### Records supplied
· · · · ·

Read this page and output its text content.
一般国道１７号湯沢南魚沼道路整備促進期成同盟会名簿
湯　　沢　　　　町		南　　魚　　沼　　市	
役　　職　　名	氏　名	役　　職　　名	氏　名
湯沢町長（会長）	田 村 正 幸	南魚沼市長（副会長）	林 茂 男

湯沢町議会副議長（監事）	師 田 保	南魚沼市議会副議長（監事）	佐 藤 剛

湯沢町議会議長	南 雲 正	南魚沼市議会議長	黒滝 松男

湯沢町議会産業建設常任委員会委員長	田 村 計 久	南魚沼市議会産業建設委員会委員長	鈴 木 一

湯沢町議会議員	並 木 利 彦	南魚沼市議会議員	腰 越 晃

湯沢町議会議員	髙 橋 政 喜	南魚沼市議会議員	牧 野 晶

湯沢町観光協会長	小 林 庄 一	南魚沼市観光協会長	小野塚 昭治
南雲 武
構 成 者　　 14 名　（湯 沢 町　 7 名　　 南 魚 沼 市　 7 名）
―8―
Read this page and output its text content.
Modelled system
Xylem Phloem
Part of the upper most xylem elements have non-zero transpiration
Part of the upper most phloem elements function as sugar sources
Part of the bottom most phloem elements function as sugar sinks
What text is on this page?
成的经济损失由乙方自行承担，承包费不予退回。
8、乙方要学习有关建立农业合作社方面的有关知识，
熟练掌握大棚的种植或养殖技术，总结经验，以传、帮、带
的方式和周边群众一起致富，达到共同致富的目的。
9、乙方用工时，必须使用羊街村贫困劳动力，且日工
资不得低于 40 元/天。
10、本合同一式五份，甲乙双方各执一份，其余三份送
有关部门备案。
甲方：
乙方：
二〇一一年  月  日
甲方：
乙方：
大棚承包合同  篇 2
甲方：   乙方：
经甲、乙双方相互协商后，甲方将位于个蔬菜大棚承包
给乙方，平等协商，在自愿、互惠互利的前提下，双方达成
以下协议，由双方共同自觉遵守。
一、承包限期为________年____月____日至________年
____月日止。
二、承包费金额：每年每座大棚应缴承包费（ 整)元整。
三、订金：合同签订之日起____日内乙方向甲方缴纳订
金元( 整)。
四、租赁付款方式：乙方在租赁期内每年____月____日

· · · · ·

### Required work
Can you restate every record above word for word?

### Result for this exercise
Read this page and output its text content.
一般国道１７号湯沢南魚沼道路整備促進期成同盟会名簿
湯　　沢　　　　町		南　　魚　　沼　　市	
役　　職　　名	氏　名	役　　職　　名	氏　名
湯沢町長（会長）	田 村 正 幸	南魚沼市長（副会長）	林 茂 男

湯沢町議会副議長（監事）	師 田 保	南魚沼市議会副議長（監事）	佐 藤 剛

湯沢町議会議長	南 雲 正	南魚沼市議会議長	黒滝 松男

湯沢町議会産業建設常任委員会委員長	田 村 計 久	南魚沼市議会産業建設委員会委員長	鈴 木 一

湯沢町議会議員	並 木 利 彦	南魚沼市議会議員	腰 越 晃

湯沢町議会議員	髙 橋 政 喜	南魚沼市議会議員	牧 野 晶

湯沢町観光協会長	小 林 庄 一	南魚沼市観光協会長	小野塚 昭治
南雲 武
構 成 者　　 14 名　（湯 沢 町　 7 名　　 南 魚 沼 市　 7 名）
―8―
Read this page and output its text content.
Modelled system
Xylem Phloem
Part of the upper most xylem elements have non-zero transpiration
Part of the upper most phloem elements function as sugar sources
Part of the bottom most phloem elements function as sugar sinks
What text is on this page?
成的经济损失由乙方自行承担，承包费不予退回。
8、乙方要学习有关建立农业合作社方面的有关知识，
熟练掌握大棚的种植或养殖技术，总结经验，以传、帮、带
的方式和周边群众一起致富，达到共同致富的目的。
9、乙方用工时，必须使用羊街村贫困劳动力，且日工
资不得低于 40 元/天。
10、本合同一式五份，甲乙双方各执一份，其余三份送
有关部门备案。
甲方：
乙方：
二〇一一年  月  日
甲方：
乙方：
大棚承包合同  篇 2
甲方：   乙方：
经甲、乙双方相互协商后，甲方将位于个蔬菜大棚承包
给乙方，平等协商，在自愿、互惠互利的前提下，双方达成
以下协议，由双方共同自觉遵守。
一、承包限期为________年____月____日至________年
____月日止。
二、承包费金额：每年每座大棚应缴承包费（ 整)元整。
三、订金：合同签订之日起____日内乙方向甲方缴纳订
金元( 整)。
四、租赁付款方式：乙方在租赁期内每年____月____日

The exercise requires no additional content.